--- WHAT YOU ARE ASKED TO DO ---
With no images included, output each entry below exactly as it appears.
** ENTRIES PROVIDED follows **
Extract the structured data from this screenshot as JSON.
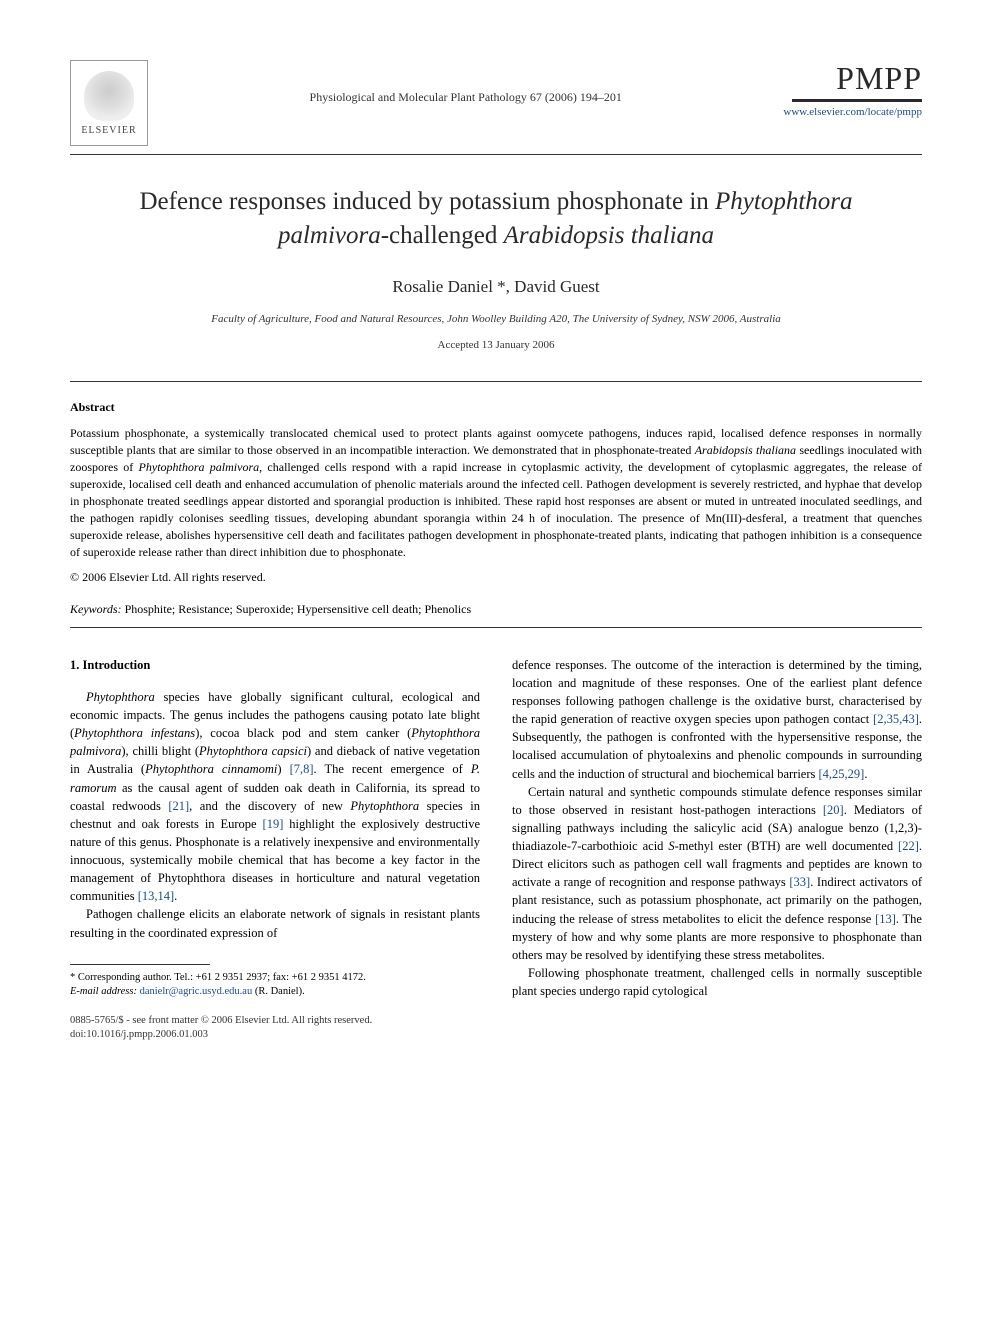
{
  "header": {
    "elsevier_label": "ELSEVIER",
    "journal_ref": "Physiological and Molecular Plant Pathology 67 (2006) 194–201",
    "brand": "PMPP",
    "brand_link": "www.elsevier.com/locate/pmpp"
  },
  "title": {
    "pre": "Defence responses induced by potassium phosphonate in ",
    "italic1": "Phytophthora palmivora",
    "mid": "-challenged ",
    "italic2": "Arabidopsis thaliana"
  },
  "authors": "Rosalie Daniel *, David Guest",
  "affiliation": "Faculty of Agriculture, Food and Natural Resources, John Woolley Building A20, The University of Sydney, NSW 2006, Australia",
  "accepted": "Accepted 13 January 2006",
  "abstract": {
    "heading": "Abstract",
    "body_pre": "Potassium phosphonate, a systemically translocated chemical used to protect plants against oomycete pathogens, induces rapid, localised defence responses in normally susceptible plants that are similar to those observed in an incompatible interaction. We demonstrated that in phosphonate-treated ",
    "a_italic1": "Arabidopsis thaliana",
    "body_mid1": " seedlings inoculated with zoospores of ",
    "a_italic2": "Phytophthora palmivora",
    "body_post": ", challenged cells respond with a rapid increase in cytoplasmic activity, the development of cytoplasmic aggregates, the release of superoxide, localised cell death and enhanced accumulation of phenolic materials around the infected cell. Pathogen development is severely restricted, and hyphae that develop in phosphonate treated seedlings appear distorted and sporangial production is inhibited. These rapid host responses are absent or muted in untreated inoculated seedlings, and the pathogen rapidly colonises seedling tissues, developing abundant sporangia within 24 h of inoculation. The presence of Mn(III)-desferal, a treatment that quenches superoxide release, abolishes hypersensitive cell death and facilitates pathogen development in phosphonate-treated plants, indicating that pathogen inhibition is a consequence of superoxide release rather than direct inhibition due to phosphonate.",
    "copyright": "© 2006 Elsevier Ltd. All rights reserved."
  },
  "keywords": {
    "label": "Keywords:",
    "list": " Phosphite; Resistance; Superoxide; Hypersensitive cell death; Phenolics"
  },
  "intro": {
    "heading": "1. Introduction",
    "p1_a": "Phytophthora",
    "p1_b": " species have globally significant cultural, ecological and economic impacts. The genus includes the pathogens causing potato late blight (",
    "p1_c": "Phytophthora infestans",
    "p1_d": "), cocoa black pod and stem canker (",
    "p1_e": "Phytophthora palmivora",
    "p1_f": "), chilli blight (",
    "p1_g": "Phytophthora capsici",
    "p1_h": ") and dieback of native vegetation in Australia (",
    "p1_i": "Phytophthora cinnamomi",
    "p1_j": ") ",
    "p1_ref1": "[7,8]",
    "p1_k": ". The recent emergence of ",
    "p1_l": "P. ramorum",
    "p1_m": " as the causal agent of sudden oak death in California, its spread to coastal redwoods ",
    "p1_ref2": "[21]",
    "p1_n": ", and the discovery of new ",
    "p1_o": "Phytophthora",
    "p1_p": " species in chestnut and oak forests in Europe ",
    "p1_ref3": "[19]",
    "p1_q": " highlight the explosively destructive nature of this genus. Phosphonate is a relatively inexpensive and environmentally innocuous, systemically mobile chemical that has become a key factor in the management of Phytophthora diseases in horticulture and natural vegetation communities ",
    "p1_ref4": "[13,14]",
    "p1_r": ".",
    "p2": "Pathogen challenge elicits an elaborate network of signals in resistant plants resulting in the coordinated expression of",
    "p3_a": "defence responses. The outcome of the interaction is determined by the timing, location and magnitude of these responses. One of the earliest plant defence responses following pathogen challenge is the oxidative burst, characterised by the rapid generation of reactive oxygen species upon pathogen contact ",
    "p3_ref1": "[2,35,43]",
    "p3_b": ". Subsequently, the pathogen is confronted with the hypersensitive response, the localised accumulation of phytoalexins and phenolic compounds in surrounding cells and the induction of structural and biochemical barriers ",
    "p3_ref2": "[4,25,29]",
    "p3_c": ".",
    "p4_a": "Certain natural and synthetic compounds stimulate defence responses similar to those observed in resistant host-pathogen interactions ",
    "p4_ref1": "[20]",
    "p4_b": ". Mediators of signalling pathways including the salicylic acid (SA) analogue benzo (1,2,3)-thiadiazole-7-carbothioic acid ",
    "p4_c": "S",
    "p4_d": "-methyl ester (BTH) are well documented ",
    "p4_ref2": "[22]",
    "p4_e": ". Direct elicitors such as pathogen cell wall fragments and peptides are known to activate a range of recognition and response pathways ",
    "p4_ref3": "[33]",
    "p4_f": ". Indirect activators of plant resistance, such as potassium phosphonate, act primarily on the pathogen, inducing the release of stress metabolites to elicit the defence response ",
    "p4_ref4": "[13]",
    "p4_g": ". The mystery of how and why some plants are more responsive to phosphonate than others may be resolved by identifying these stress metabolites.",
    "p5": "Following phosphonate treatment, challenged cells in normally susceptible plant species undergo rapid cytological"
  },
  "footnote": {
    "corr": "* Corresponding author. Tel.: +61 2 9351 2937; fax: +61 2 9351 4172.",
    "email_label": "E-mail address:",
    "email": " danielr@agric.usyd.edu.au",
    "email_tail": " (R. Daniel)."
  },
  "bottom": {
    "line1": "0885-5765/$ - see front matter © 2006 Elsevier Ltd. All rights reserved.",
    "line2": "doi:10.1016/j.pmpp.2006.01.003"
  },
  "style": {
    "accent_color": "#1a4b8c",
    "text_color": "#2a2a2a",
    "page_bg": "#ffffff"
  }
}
** End of ENTRIES PROVIDED **
--- RESULT OF THIS EXERCISE ---
Extract the structured data from this screenshot as JSON.
{
  "header": {
    "elsevier_label": "ELSEVIER",
    "journal_ref": "Physiological and Molecular Plant Pathology 67 (2006) 194–201",
    "brand": "PMPP",
    "brand_link": "www.elsevier.com/locate/pmpp"
  },
  "title": {
    "pre": "Defence responses induced by potassium phosphonate in ",
    "italic1": "Phytophthora palmivora",
    "mid": "-challenged ",
    "italic2": "Arabidopsis thaliana"
  },
  "authors": "Rosalie Daniel *, David Guest",
  "affiliation": "Faculty of Agriculture, Food and Natural Resources, John Woolley Building A20, The University of Sydney, NSW 2006, Australia",
  "accepted": "Accepted 13 January 2006",
  "abstract": {
    "heading": "Abstract",
    "body_pre": "Potassium phosphonate, a systemically translocated chemical used to protect plants against oomycete pathogens, induces rapid, localised defence responses in normally susceptible plants that are similar to those observed in an incompatible interaction. We demonstrated that in phosphonate-treated ",
    "a_italic1": "Arabidopsis thaliana",
    "body_mid1": " seedlings inoculated with zoospores of ",
    "a_italic2": "Phytophthora palmivora",
    "body_post": ", challenged cells respond with a rapid increase in cytoplasmic activity, the development of cytoplasmic aggregates, the release of superoxide, localised cell death and enhanced accumulation of phenolic materials around the infected cell. Pathogen development is severely restricted, and hyphae that develop in phosphonate treated seedlings appear distorted and sporangial production is inhibited. These rapid host responses are absent or muted in untreated inoculated seedlings, and the pathogen rapidly colonises seedling tissues, developing abundant sporangia within 24 h of inoculation. The presence of Mn(III)-desferal, a treatment that quenches superoxide release, abolishes hypersensitive cell death and facilitates pathogen development in phosphonate-treated plants, indicating that pathogen inhibition is a consequence of superoxide release rather than direct inhibition due to phosphonate.",
    "copyright": "© 2006 Elsevier Ltd. All rights reserved."
  },
  "keywords": {
    "label": "Keywords:",
    "list": " Phosphite; Resistance; Superoxide; Hypersensitive cell death; Phenolics"
  },
  "intro": {
    "heading": "1. Introduction",
    "p1_a": "Phytophthora",
    "p1_b": " species have globally significant cultural, ecological and economic impacts. The genus includes the pathogens causing potato late blight (",
    "p1_c": "Phytophthora infestans",
    "p1_d": "), cocoa black pod and stem canker (",
    "p1_e": "Phytophthora palmivora",
    "p1_f": "), chilli blight (",
    "p1_g": "Phytophthora capsici",
    "p1_h": ") and dieback of native vegetation in Australia (",
    "p1_i": "Phytophthora cinnamomi",
    "p1_j": ") ",
    "p1_ref1": "[7,8]",
    "p1_k": ". The recent emergence of ",
    "p1_l": "P. ramorum",
    "p1_m": " as the causal agent of sudden oak death in California, its spread to coastal redwoods ",
    "p1_ref2": "[21]",
    "p1_n": ", and the discovery of new ",
    "p1_o": "Phytophthora",
    "p1_p": " species in chestnut and oak forests in Europe ",
    "p1_ref3": "[19]",
    "p1_q": " highlight the explosively destructive nature of this genus. Phosphonate is a relatively inexpensive and environmentally innocuous, systemically mobile chemical that has become a key factor in the management of Phytophthora diseases in horticulture and natural vegetation communities ",
    "p1_ref4": "[13,14]",
    "p1_r": ".",
    "p2": "Pathogen challenge elicits an elaborate network of signals in resistant plants resulting in the coordinated expression of",
    "p3_a": "defence responses. The outcome of the interaction is determined by the timing, location and magnitude of these responses. One of the earliest plant defence responses following pathogen challenge is the oxidative burst, characterised by the rapid generation of reactive oxygen species upon pathogen contact ",
    "p3_ref1": "[2,35,43]",
    "p3_b": ". Subsequently, the pathogen is confronted with the hypersensitive response, the localised accumulation of phytoalexins and phenolic compounds in surrounding cells and the induction of structural and biochemical barriers ",
    "p3_ref2": "[4,25,29]",
    "p3_c": ".",
    "p4_a": "Certain natural and synthetic compounds stimulate defence responses similar to those observed in resistant host-pathogen interactions ",
    "p4_ref1": "[20]",
    "p4_b": ". Mediators of signalling pathways including the salicylic acid (SA) analogue benzo (1,2,3)-thiadiazole-7-carbothioic acid ",
    "p4_c": "S",
    "p4_d": "-methyl ester (BTH) are well documented ",
    "p4_ref2": "[22]",
    "p4_e": ". Direct elicitors such as pathogen cell wall fragments and peptides are known to activate a range of recognition and response pathways ",
    "p4_ref3": "[33]",
    "p4_f": ". Indirect activators of plant resistance, such as potassium phosphonate, act primarily on the pathogen, inducing the release of stress metabolites to elicit the defence response ",
    "p4_ref4": "[13]",
    "p4_g": ". The mystery of how and why some plants are more responsive to phosphonate than others may be resolved by identifying these stress metabolites.",
    "p5": "Following phosphonate treatment, challenged cells in normally susceptible plant species undergo rapid cytological"
  },
  "footnote": {
    "corr": "* Corresponding author. Tel.: +61 2 9351 2937; fax: +61 2 9351 4172.",
    "email_label": "E-mail address:",
    "email": " danielr@agric.usyd.edu.au",
    "email_tail": " (R. Daniel)."
  },
  "bottom": {
    "line1": "0885-5765/$ - see front matter © 2006 Elsevier Ltd. All rights reserved.",
    "line2": "doi:10.1016/j.pmpp.2006.01.003"
  },
  "style": {
    "accent_color": "#1a4b8c",
    "text_color": "#2a2a2a",
    "page_bg": "#ffffff"
  }
}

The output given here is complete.